Aim of the exercise =>
Gather up every line that includes the string "cafe".

^^^^^^^^^^^^^^^^

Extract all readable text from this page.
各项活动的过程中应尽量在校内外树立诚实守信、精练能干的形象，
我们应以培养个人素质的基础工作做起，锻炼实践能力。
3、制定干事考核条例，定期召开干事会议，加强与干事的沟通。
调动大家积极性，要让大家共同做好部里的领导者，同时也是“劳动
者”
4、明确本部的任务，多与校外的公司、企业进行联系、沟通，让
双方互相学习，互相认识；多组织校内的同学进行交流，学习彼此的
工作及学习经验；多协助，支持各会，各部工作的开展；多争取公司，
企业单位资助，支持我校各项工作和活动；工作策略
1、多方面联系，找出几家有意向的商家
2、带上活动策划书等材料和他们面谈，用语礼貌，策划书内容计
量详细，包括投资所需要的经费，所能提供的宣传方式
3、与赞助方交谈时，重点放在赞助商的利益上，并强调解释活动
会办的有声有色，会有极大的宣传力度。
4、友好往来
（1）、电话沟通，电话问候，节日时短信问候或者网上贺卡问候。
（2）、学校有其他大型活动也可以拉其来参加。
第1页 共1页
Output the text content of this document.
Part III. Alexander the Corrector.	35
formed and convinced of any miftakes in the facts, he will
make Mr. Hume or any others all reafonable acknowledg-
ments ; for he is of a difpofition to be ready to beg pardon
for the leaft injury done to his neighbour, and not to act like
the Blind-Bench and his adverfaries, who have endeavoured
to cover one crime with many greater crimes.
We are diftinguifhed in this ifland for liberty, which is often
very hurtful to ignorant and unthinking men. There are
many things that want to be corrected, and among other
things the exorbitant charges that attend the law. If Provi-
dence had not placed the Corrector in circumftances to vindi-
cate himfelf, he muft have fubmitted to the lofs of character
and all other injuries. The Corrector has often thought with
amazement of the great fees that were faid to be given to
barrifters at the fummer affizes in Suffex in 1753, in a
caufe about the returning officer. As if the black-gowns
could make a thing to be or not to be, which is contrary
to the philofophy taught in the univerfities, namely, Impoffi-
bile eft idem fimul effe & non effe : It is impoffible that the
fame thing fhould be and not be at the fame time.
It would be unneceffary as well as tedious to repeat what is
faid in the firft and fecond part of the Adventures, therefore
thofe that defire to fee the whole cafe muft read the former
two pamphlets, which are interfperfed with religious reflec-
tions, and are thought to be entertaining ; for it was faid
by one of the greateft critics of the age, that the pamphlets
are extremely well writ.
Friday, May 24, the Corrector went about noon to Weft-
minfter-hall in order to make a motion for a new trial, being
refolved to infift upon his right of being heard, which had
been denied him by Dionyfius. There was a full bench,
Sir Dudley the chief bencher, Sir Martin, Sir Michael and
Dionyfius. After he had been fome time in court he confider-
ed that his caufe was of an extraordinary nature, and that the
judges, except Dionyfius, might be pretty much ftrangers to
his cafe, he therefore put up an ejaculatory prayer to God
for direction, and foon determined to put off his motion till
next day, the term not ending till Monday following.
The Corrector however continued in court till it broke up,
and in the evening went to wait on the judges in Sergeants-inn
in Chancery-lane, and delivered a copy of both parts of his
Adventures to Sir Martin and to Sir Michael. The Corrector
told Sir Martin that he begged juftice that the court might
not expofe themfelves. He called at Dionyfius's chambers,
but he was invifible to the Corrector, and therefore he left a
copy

^^^^^^^^^^^^^^^^

Right answer =>
thofe that defire to fee the whole cafe muft read the former
his cafe, he therefore put up an ejaculatory prayer to God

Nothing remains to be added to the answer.